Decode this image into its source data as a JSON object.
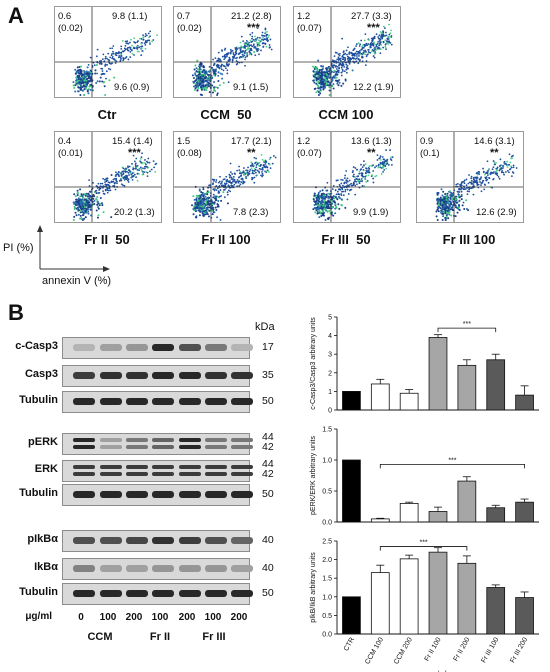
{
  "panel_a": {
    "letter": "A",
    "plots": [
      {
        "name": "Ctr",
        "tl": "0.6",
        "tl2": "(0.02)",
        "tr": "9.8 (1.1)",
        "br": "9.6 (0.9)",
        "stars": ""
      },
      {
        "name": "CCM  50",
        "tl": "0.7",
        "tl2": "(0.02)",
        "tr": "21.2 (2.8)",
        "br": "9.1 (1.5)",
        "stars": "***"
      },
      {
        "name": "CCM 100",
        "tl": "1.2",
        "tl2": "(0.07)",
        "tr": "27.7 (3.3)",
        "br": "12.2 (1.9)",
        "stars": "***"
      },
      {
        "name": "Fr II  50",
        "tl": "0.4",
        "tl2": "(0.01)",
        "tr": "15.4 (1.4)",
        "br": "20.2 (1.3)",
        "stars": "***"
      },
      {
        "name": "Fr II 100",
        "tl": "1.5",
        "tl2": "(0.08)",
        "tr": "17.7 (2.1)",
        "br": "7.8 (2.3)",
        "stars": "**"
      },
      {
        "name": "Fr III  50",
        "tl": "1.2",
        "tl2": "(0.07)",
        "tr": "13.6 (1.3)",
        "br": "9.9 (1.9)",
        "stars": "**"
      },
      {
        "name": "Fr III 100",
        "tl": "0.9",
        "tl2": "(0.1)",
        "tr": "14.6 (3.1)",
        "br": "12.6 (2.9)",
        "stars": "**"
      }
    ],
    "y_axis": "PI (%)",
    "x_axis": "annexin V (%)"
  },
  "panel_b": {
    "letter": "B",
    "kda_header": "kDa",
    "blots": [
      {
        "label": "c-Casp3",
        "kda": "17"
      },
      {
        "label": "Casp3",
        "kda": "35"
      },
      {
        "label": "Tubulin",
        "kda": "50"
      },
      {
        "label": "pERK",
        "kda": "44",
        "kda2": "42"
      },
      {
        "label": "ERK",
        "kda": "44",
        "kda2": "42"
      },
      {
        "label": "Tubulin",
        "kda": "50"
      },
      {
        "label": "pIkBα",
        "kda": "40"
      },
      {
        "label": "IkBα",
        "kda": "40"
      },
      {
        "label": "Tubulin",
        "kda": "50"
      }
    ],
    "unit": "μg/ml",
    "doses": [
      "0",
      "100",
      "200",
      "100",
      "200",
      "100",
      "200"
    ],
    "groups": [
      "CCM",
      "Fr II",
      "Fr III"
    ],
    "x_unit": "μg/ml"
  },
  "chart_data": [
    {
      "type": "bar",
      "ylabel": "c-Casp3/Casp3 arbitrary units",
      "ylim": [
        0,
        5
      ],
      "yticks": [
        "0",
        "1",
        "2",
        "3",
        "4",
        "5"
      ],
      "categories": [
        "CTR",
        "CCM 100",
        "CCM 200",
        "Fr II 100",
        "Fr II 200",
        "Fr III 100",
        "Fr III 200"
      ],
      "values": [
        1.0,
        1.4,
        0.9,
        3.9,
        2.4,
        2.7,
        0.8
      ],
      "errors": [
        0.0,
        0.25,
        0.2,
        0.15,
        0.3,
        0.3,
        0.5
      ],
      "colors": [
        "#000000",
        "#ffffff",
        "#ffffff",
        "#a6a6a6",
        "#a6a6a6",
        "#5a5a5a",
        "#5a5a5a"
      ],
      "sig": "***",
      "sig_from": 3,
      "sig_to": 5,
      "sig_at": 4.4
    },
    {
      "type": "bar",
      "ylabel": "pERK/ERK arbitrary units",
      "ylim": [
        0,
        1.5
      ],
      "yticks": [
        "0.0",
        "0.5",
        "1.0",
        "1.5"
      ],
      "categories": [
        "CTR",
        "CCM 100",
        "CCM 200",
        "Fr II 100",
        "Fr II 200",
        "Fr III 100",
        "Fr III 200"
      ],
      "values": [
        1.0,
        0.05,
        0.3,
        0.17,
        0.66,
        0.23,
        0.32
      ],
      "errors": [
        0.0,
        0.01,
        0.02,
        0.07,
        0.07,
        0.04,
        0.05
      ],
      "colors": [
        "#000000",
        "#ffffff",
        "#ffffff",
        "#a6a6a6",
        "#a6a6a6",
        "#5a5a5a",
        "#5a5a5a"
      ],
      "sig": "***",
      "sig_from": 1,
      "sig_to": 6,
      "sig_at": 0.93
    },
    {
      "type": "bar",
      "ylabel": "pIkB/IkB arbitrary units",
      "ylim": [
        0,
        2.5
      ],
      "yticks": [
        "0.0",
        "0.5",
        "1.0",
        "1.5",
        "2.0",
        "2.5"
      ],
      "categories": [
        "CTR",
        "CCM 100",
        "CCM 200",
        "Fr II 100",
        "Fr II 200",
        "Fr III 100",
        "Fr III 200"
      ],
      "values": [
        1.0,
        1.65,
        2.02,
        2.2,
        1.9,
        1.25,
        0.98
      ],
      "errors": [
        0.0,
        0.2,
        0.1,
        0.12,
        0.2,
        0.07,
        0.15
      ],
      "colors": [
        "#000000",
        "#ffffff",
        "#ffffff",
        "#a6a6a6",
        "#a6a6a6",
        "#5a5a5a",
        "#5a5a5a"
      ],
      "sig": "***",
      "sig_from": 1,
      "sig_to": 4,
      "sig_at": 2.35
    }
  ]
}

•••••

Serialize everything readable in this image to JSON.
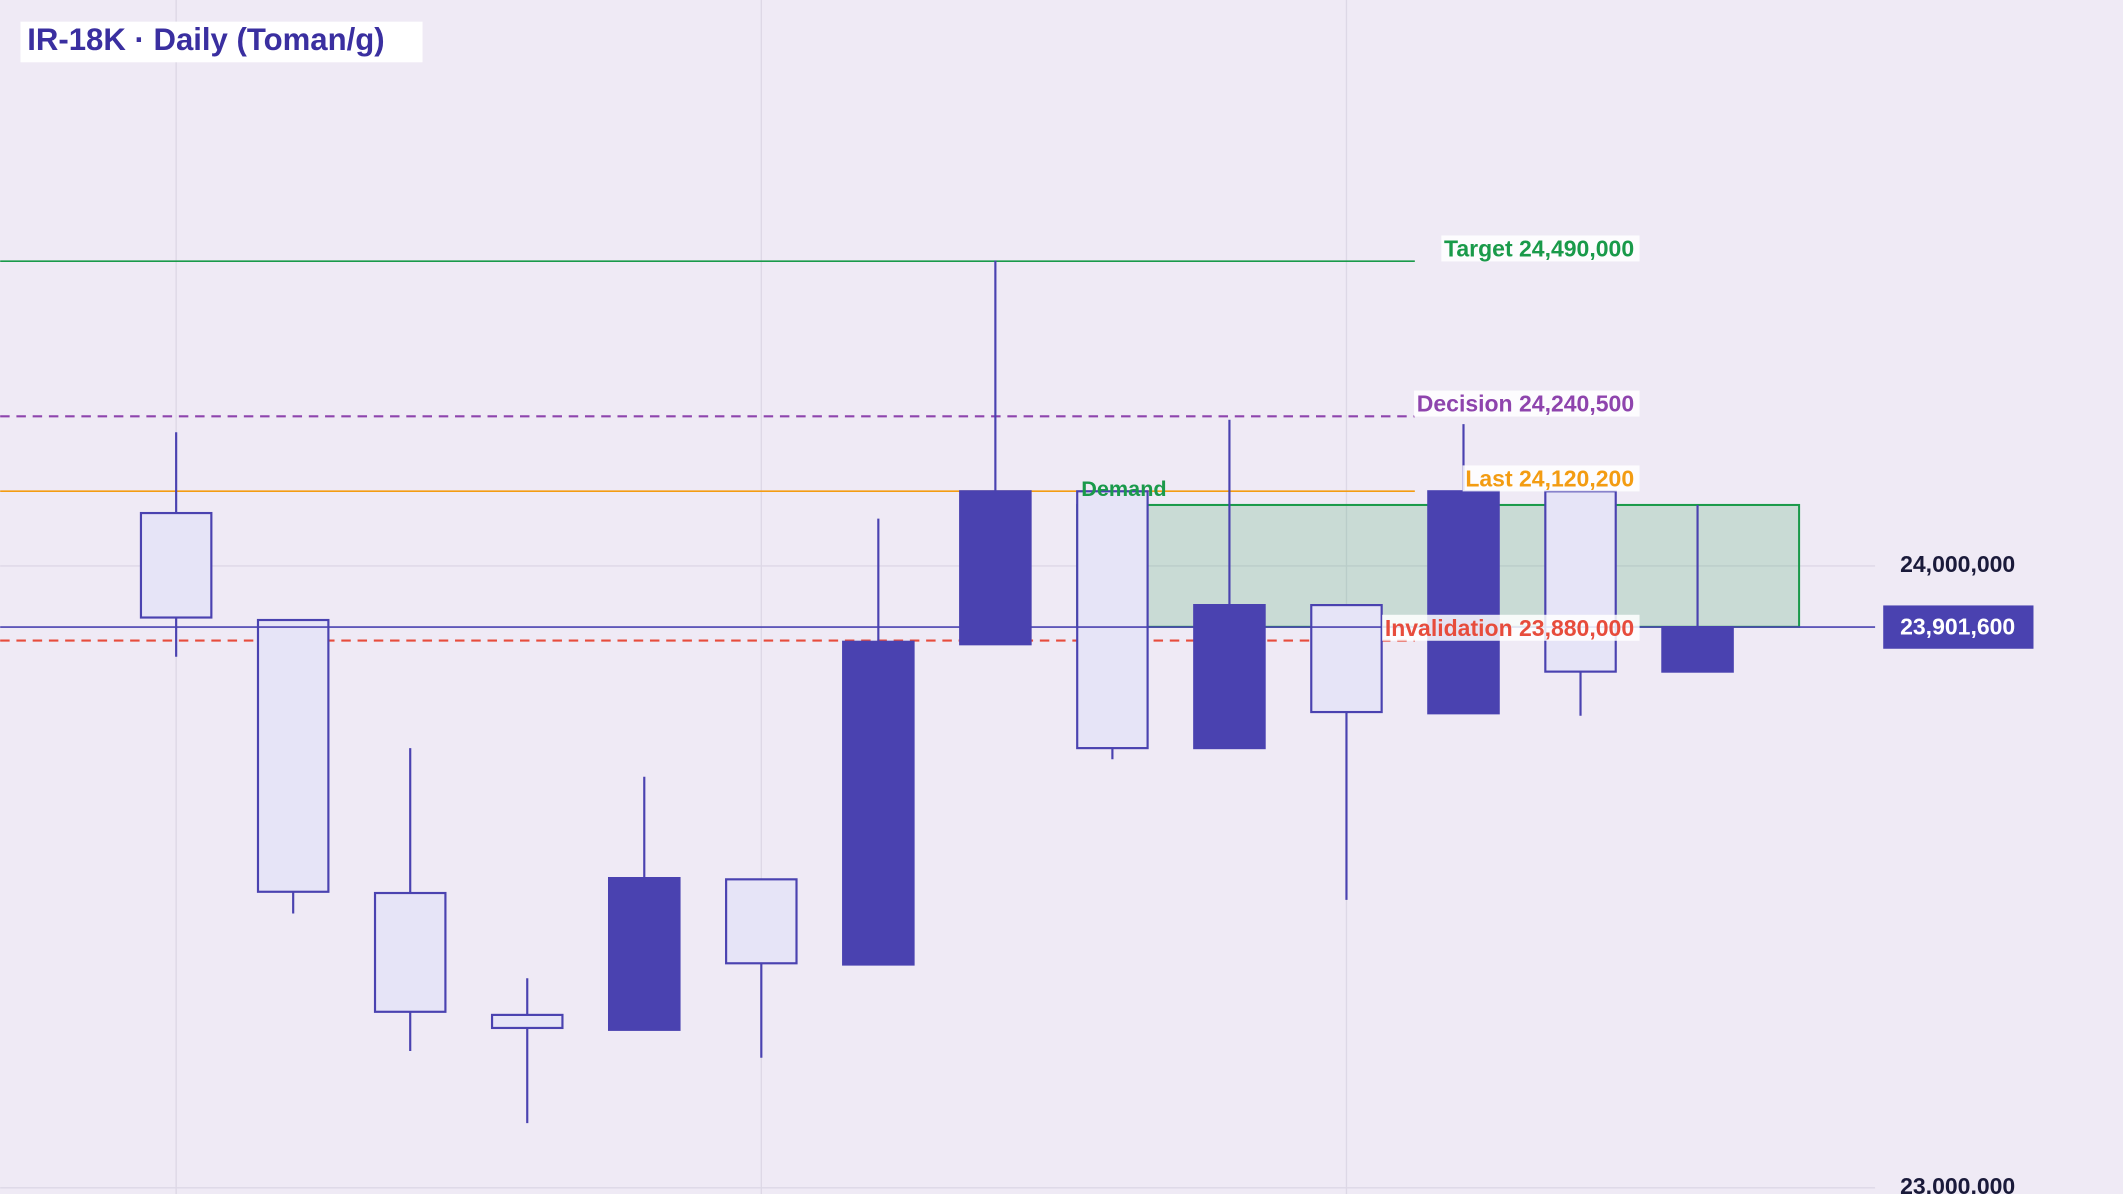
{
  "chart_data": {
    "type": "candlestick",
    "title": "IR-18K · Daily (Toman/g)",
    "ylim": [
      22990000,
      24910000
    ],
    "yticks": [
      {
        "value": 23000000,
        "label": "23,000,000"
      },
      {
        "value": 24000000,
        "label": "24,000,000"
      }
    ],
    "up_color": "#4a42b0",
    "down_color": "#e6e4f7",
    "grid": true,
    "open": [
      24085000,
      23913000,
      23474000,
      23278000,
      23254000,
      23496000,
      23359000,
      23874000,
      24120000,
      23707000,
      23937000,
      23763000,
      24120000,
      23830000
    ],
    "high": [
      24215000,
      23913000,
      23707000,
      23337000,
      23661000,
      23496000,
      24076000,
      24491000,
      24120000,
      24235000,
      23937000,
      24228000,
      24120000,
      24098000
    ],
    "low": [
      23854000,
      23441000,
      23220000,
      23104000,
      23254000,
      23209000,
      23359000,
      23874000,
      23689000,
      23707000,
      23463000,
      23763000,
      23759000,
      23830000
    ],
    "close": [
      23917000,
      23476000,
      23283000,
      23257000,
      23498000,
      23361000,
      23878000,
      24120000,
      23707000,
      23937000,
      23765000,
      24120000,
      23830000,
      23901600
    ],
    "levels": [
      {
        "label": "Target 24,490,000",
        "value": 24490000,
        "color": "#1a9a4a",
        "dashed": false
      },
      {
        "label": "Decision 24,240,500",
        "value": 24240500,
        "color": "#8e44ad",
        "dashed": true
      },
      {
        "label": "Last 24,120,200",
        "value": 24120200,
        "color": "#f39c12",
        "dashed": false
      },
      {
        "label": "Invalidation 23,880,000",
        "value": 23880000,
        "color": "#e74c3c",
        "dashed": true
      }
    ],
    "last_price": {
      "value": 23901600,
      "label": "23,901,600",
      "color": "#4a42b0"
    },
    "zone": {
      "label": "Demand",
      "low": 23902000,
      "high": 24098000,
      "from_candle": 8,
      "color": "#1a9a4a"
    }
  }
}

•••••

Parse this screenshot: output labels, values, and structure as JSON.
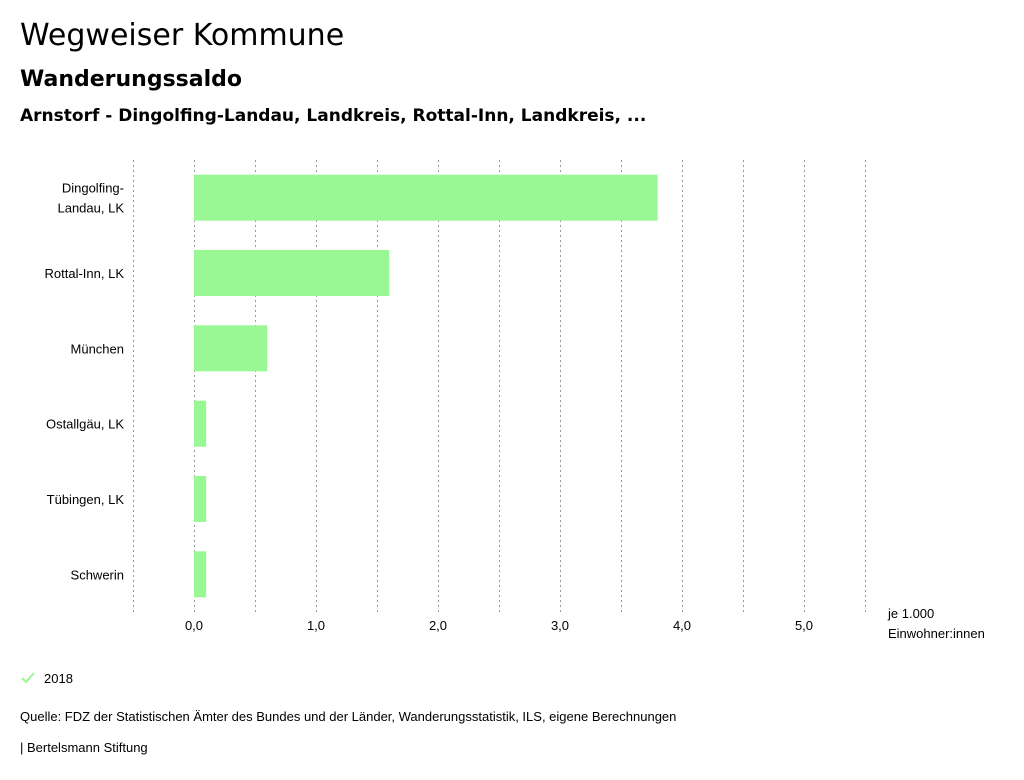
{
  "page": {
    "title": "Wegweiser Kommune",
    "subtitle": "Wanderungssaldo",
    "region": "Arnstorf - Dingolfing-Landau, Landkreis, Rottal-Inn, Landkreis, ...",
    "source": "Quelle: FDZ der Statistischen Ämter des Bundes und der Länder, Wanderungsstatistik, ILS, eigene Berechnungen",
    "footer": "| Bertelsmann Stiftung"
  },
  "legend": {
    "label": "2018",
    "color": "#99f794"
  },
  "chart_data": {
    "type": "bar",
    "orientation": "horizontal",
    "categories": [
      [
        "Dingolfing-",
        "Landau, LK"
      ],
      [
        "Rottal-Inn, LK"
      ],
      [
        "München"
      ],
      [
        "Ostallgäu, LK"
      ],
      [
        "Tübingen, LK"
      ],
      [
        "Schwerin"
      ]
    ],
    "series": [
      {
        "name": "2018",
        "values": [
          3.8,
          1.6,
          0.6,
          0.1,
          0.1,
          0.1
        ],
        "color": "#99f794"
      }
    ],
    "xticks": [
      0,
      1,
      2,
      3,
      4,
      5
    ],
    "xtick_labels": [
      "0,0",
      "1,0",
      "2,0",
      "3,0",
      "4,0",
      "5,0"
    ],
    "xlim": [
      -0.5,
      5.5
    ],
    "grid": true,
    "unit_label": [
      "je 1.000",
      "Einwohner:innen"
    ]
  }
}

•••••

• _Problem description_:
Go through the entries and return each line where the word "Dingolfing" appears.

• _Worked answer_:
    "region": "Arnstorf - Dingolfing-Landau, Landkreis, Rottal-Inn, Landkreis, ...",
        "Dingolfing-",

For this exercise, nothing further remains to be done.